■ What to work on ■
Please quote the material exactly, every line of it.

--- begin Material ---

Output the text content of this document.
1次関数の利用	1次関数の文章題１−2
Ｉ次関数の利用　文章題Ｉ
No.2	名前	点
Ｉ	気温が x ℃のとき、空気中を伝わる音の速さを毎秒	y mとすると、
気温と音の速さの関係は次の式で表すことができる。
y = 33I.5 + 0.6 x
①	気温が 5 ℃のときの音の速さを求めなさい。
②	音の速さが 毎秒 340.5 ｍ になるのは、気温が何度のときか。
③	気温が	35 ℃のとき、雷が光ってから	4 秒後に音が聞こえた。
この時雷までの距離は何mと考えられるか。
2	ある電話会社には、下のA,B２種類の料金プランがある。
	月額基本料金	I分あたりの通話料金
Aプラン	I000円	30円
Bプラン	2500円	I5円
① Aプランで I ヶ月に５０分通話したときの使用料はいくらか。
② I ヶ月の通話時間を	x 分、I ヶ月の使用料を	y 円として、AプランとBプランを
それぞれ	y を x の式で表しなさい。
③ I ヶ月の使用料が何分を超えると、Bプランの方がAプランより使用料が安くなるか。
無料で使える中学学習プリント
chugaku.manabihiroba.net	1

--- end Material ---

■ Solved exercise ■
Output the text content of this document.
1次関数の利用	1次関数の文章題１−2
Ｉ次関数の利用　文章題Ｉ
No.2	名前	点
Ｉ	気温が x ℃のとき、空気中を伝わる音の速さを毎秒	y mとすると、
気温と音の速さの関係は次の式で表すことができる。
y = 33I.5 + 0.6 x
①	気温が 5 ℃のときの音の速さを求めなさい。
②	音の速さが 毎秒 340.5 ｍ になるのは、気温が何度のときか。
③	気温が	35 ℃のとき、雷が光ってから	4 秒後に音が聞こえた。
この時雷までの距離は何mと考えられるか。
2	ある電話会社には、下のA,B２種類の料金プランがある。
	月額基本料金	I分あたりの通話料金
Aプラン	I000円	30円
Bプラン	2500円	I5円
① Aプランで I ヶ月に５０分通話したときの使用料はいくらか。
② I ヶ月の通話時間を	x 分、I ヶ月の使用料を	y 円として、AプランとBプランを
それぞれ	y を x の式で表しなさい。
③ I ヶ月の使用料が何分を超えると、Bプランの方がAプランより使用料が安くなるか。
無料で使える中学学習プリント
chugaku.manabihiroba.net	1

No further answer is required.